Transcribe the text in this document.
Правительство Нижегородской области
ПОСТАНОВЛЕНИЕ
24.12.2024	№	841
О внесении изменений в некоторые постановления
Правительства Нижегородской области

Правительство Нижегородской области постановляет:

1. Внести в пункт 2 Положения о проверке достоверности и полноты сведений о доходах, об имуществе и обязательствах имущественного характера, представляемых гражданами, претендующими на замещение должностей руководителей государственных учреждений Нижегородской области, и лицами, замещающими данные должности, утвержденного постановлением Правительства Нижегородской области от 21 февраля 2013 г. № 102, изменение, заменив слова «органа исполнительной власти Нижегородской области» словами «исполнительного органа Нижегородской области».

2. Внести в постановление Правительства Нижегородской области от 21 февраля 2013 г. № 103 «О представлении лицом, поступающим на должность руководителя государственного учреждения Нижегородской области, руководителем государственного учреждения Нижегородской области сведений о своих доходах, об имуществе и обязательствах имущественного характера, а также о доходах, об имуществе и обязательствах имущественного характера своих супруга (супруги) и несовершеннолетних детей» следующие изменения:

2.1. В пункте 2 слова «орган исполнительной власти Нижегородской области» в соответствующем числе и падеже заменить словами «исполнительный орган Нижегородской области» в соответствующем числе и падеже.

::::

§ Written task:
Your task is to repeat each line of the material exactly.

§ Completed task:
Transcribe the text in this document.
Правительство Нижегородской области
ПОСТАНОВЛЕНИЕ
24.12.2024	№	841
О внесении изменений в некоторые постановления
Правительства Нижегородской области

Правительство Нижегородской области постановляет:

1. Внести в пункт 2 Положения о проверке достоверности и полноты сведений о доходах, об имуществе и обязательствах имущественного характера, представляемых гражданами, претендующими на замещение должностей руководителей государственных учреждений Нижегородской области, и лицами, замещающими данные должности, утвержденного постановлением Правительства Нижегородской области от 21 февраля 2013 г. № 102, изменение, заменив слова «органа исполнительной власти Нижегородской области» словами «исполнительного органа Нижегородской области».

2. Внести в постановление Правительства Нижегородской области от 21 февраля 2013 г. № 103 «О представлении лицом, поступающим на должность руководителя государственного учреждения Нижегородской области, руководителем государственного учреждения Нижегородской области сведений о своих доходах, об имуществе и обязательствах имущественного характера, а также о доходах, об имуществе и обязательствах имущественного характера своих супруга (супруги) и несовершеннолетних детей» следующие изменения:

2.1. В пункте 2 слова «орган исполнительной власти Нижегородской области» в соответствующем числе и падеже заменить словами «исполнительный орган Нижегородской области» в соответствующем числе и падеже.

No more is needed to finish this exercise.